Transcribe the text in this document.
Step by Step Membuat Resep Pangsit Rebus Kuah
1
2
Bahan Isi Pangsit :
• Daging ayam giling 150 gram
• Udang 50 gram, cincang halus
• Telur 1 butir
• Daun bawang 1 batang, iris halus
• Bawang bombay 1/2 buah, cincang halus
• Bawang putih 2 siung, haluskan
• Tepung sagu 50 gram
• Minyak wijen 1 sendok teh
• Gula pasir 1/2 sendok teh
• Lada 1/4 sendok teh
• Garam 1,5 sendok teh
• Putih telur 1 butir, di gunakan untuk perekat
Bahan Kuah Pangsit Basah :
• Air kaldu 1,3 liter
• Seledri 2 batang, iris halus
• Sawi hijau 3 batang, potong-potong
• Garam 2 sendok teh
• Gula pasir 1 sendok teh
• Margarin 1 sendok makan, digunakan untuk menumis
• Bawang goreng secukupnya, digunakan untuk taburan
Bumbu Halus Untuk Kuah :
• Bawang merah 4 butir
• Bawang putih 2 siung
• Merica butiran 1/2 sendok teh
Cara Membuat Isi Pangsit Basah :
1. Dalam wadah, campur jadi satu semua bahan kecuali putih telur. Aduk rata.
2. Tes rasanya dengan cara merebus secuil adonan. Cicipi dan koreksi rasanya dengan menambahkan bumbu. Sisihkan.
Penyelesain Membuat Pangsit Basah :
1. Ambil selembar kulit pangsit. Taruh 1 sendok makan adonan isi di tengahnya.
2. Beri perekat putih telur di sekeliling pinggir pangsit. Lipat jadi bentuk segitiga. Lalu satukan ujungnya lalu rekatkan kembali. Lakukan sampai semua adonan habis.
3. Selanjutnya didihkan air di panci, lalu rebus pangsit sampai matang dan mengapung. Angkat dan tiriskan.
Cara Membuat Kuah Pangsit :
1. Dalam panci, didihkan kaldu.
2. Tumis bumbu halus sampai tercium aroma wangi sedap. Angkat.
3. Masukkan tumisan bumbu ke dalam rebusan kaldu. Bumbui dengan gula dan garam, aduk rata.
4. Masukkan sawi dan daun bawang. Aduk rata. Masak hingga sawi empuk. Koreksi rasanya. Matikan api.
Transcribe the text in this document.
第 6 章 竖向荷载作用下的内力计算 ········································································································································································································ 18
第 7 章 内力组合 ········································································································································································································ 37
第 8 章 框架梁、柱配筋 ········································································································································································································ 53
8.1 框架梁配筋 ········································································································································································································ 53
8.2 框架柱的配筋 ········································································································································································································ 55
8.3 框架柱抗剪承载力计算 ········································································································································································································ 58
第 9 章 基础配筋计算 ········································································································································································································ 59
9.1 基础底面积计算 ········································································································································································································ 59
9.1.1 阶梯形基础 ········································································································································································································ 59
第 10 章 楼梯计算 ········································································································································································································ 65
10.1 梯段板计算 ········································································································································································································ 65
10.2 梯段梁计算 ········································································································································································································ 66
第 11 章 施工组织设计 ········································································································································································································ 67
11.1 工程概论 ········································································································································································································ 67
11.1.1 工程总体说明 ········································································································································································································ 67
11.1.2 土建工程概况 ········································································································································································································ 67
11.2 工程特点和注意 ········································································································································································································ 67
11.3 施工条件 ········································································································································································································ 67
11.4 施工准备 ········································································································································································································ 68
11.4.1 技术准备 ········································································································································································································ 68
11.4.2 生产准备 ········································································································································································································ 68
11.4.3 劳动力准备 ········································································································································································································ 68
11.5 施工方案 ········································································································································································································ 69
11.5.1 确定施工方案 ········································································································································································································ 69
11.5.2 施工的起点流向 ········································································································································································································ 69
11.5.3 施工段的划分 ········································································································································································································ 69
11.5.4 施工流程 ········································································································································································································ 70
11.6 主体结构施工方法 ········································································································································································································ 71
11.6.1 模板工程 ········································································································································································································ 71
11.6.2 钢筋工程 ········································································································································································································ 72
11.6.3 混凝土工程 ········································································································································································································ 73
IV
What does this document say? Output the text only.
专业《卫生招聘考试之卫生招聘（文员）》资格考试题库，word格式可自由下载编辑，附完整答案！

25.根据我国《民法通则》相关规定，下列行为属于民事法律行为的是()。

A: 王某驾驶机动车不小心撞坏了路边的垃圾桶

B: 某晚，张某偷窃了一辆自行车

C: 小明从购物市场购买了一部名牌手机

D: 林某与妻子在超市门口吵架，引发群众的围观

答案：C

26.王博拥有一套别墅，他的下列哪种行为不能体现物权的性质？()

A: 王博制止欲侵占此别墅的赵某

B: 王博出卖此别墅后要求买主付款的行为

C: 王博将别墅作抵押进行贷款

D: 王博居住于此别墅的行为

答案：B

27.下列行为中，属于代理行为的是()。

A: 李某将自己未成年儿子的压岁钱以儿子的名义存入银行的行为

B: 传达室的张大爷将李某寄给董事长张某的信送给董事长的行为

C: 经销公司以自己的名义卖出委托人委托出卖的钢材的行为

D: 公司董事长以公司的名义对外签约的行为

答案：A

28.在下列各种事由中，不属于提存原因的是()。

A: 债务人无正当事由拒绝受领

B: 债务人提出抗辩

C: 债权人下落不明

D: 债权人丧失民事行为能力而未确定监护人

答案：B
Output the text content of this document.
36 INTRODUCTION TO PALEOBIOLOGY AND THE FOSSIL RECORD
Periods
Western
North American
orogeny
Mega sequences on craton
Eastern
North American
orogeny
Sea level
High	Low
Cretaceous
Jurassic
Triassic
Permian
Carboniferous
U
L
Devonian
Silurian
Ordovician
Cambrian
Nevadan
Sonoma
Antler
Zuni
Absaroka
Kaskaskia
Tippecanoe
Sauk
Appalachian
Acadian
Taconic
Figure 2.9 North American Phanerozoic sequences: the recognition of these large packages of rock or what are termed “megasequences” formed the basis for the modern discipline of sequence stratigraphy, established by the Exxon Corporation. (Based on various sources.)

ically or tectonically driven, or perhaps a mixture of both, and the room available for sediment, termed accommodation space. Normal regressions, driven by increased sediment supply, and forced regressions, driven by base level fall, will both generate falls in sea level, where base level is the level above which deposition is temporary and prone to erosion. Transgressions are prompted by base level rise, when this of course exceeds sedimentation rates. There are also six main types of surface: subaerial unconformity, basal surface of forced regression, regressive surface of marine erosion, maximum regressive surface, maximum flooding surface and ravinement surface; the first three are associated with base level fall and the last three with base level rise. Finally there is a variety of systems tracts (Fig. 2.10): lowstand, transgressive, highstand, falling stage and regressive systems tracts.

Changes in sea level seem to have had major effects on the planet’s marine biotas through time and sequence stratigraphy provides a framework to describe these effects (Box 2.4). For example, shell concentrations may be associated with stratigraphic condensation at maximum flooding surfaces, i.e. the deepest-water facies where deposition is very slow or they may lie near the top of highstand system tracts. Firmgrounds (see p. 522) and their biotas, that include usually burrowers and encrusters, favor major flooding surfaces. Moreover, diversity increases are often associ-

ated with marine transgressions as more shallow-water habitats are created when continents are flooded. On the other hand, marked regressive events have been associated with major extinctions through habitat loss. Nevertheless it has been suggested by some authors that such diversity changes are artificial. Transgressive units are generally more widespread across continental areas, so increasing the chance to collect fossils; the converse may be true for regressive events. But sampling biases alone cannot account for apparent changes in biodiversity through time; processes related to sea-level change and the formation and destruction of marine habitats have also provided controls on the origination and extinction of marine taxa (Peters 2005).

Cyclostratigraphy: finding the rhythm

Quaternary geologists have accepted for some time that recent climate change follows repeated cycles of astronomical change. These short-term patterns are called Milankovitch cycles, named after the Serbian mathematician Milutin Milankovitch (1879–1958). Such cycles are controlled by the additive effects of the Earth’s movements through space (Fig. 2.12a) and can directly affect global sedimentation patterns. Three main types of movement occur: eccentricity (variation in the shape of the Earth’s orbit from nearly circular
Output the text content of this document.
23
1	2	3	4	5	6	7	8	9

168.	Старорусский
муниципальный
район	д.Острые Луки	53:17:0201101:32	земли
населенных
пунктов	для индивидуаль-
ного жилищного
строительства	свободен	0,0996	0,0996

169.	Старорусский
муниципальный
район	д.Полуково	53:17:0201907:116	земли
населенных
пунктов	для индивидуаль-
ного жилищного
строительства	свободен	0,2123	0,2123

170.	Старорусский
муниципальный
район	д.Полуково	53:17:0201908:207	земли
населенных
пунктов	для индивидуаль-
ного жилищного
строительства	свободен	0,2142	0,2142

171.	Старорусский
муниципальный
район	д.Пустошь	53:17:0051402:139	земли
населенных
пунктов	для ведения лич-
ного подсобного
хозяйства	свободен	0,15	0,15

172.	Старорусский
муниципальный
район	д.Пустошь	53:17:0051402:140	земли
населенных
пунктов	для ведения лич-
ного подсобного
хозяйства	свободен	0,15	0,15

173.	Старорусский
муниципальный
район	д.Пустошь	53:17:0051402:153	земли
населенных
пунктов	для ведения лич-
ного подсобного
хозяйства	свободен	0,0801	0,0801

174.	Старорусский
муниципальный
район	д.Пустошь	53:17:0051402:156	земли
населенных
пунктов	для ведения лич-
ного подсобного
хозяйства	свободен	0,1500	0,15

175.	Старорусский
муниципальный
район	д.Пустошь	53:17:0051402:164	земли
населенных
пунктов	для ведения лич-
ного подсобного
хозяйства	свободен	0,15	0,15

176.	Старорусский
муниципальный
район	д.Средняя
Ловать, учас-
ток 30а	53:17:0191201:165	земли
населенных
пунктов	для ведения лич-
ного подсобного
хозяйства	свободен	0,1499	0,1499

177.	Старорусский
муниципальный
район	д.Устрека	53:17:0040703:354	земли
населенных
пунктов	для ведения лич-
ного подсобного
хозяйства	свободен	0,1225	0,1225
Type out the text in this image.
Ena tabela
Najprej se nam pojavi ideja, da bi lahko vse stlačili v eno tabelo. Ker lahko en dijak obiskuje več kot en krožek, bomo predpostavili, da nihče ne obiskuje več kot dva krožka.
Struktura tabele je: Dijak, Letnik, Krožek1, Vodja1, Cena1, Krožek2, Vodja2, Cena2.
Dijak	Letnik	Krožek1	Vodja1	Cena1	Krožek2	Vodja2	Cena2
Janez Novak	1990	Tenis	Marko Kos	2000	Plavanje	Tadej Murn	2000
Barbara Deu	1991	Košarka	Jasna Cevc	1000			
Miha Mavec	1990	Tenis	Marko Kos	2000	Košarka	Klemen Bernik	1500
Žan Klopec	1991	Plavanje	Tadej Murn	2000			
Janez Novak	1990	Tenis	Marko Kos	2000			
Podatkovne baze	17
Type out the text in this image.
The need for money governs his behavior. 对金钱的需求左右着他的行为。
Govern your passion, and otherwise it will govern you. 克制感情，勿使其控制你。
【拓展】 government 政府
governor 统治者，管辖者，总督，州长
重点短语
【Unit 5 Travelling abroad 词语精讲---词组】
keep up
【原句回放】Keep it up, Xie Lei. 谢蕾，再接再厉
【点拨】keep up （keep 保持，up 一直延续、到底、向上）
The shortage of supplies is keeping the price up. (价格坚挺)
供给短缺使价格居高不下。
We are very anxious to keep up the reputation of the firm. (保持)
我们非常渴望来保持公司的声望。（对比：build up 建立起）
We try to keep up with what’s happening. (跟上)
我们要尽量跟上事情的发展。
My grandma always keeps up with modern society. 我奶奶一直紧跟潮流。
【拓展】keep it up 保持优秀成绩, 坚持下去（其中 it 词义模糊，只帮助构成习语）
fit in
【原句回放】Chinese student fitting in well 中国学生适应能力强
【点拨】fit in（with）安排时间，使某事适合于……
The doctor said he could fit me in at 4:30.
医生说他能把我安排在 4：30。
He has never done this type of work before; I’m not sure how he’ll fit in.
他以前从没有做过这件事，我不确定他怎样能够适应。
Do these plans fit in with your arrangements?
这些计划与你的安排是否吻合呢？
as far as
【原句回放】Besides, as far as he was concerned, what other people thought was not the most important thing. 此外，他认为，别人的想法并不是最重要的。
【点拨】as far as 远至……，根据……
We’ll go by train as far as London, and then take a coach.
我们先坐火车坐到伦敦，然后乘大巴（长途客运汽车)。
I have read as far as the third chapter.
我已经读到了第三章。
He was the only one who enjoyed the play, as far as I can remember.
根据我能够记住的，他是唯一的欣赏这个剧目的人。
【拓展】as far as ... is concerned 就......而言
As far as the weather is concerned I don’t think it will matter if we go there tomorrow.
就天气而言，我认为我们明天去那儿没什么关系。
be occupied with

● AIM OF THE TASK
Show the lines of the records that include the string "sequences".

● FULL OUTPUT
Mega sequences on craton
Figure 2.9 North American Phanerozoic sequences: the recognition of these large packages of rock or what are termed “megasequences” formed the basis for the modern discipline of sequence stratigraphy, established by the Exxon Corporation. (Based on various sources.)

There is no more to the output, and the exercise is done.